A block of data
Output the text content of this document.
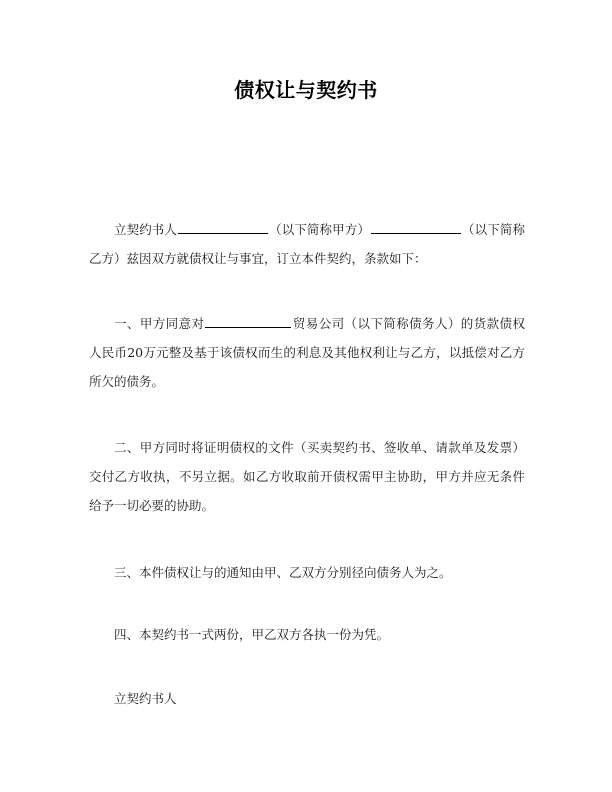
债权让与契约书
立契约书人	（以下简称甲方）	（以下简称乙方）兹因双方就债权让与事宜，订立本件契约，条款如下：
一、甲方同意对	贸易公司（以下简称债务人）的货款债权人民币20万元整及基于该债权而生的利息及其他权利让与乙方，以抵偿对乙方所欠的债务。
二、甲方同时将证明债权的文件（买卖契约书、签收单、请款单及发票）交付乙方收执，不另立据。如乙方收取前开债权需甲主协助，甲方并应无条件给予一切必要的协助。
三、本件债权让与的通知由甲、乙双方分别径向债务人为之。
四、本契约书一式两份，甲乙双方各执一份为凭。
立契约书人
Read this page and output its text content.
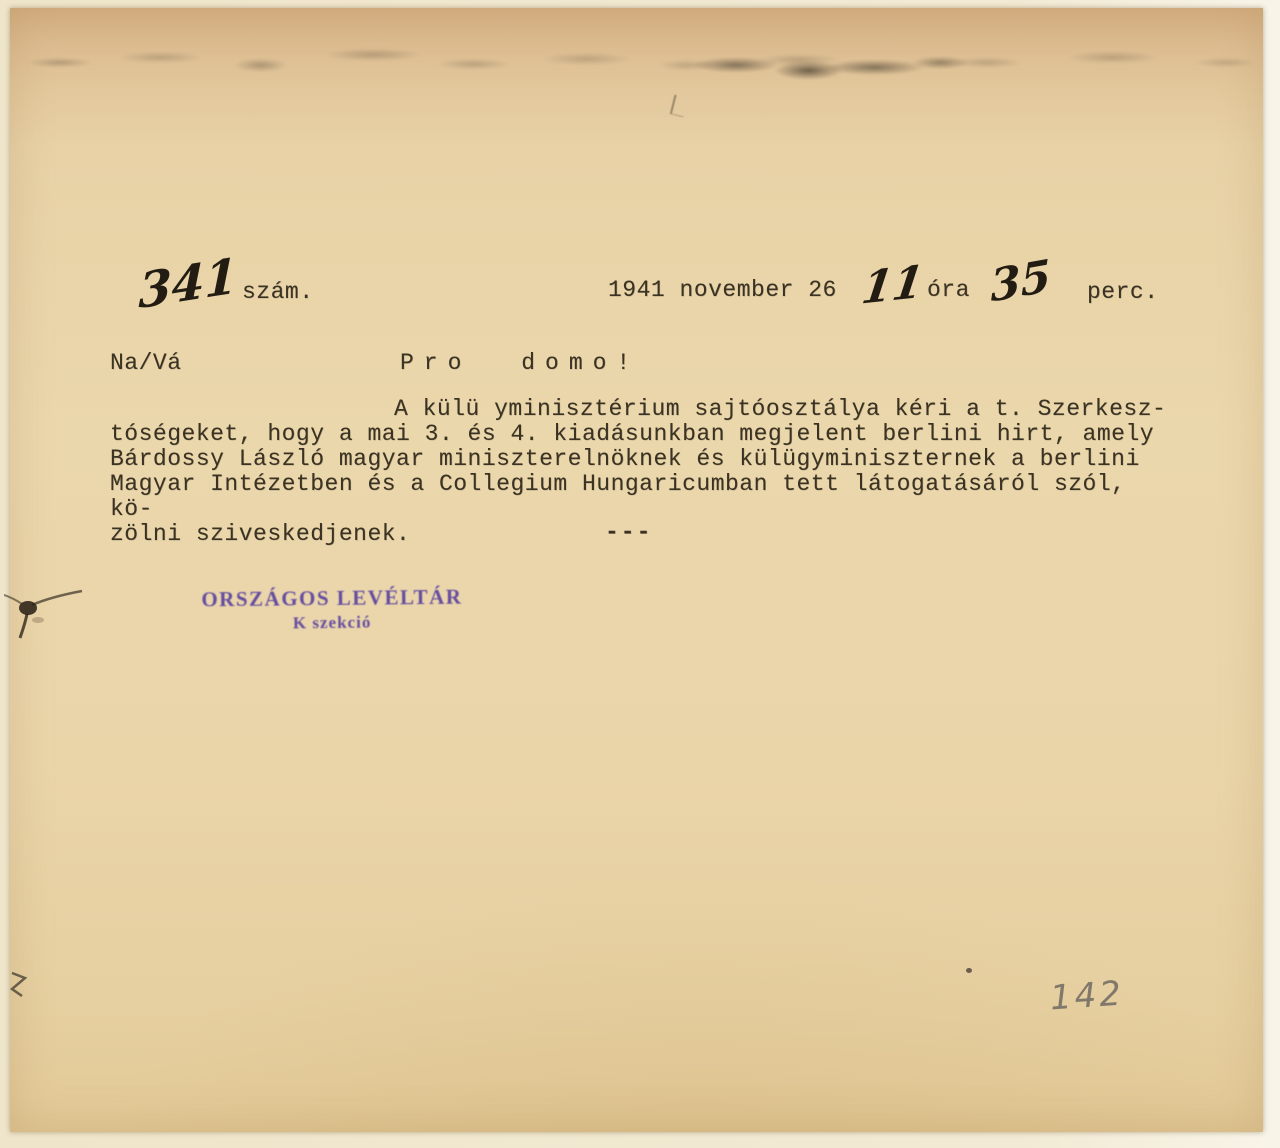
341 szám.	1941 november 26 11 óra 35 perc.
Na/Vá	Pro domo!
A külü yminisztérium sajtóosztálya kéri a t. Szerkesz-
tóségeket, hogy a mai 3. és 4. kiadásunkban megjelent berlini hirt, amely
Bárdossy László magyar miniszterelnöknek és külügyminiszternek a berlini
Magyar Intézetben és a Collegium Hungaricumban tett látogatásáról szól, kö-
zölni sziveskedjenek.	---
ORSZÁGOS LEVÉLTÁR
K szekció
142
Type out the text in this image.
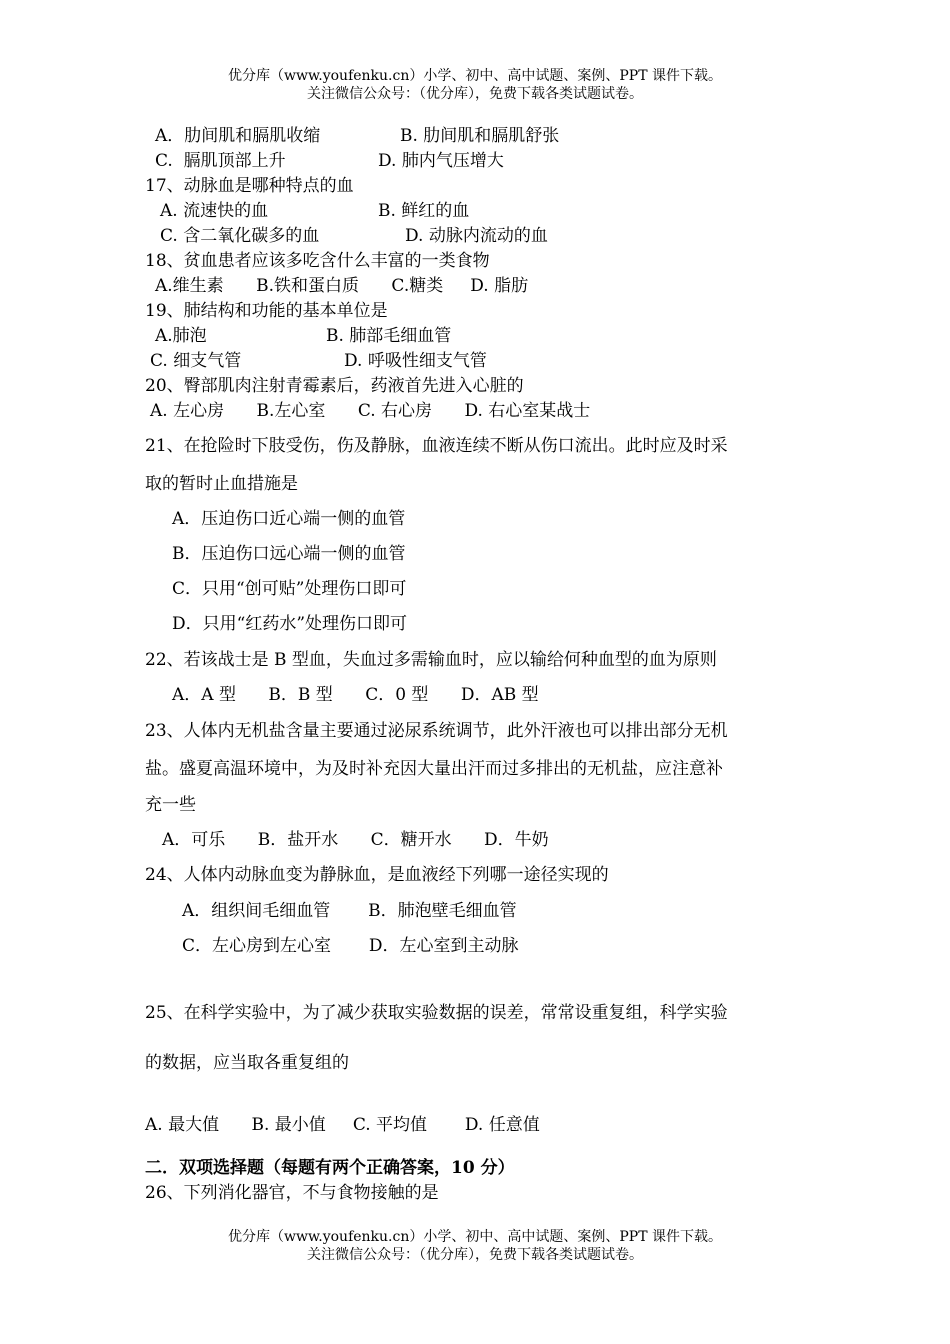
优分库（www.youfenku.cn）小学、初中、高中试题、案例、PPT 课件下载。
关注微信公众号：（优分库），免费下载各类试题试卷。
A．肋间肌和膈肌收缩	B. 肋间肌和膈肌舒张
C.  膈肌顶部上升	D. 肺内气压增大
17、动脉血是哪种特点的血
A. 流速快的血	B. 鲜红的血
C. 含二氧化碳多的血	D. 动脉内流动的血
18、贫血患者应该多吃含什么丰富的一类食物
A.维生素      B.铁和蛋白质      C.糖类     D. 脂肪
19、肺结构和功能的基本单位是
A.肺泡	B. 肺部毛细血管
C. 细支气管	D. 呼吸性细支气管
20、臀部肌肉注射青霉素后，药液首先进入心脏的
A. 左心房      B.左心室      C. 右心房      D. 右心室某战士
21、在抢险时下肢受伤，伤及静脉，血液连续不断从伤口流出。此时应及时采
取的暂时止血措施是
A．压迫伤口近心端一侧的血管
B．压迫伤口远心端一侧的血管
C．只用“创可贴”处理伤口即可
D．只用“红药水”处理伤口即可
22、若该战士是 B 型血，失血过多需输血时，应以输给何种血型的血为原则
A．A 型      B．B 型      C．0 型      D．AB 型
23、人体内无机盐含量主要通过泌尿系统调节，此外汗液也可以排出部分无机
盐。盛夏高温环境中，为及时补充因大量出汗而过多排出的无机盐，应注意补
充一些
A．可乐      B．盐开水      C．糖开水      D．牛奶
24、人体内动脉血变为静脉血，是血液经下列哪一途径实现的
A．组织间毛细血管       B．肺泡壁毛细血管
C．左心房到左心室       D．左心室到主动脉
25、在科学实验中，为了减少获取实验数据的误差，常常设重复组，科学实验
的数据，应当取各重复组的
A. 最大值      B. 最小值     C. 平均值       D. 任意值
二．双项选择题（每题有两个正确答案，10 分）
26、下列消化器官，不与食物接触的是
优分库（www.youfenku.cn）小学、初中、高中试题、案例、PPT 课件下载。
关注微信公众号：（优分库），免费下载各类试题试卷。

▶ Given task
Return, from the data, each line that has the word "this" in it.

▶ Solution to the exercise
Output the text content of this document.
Read this page and output its text content.
Type out the text in this image.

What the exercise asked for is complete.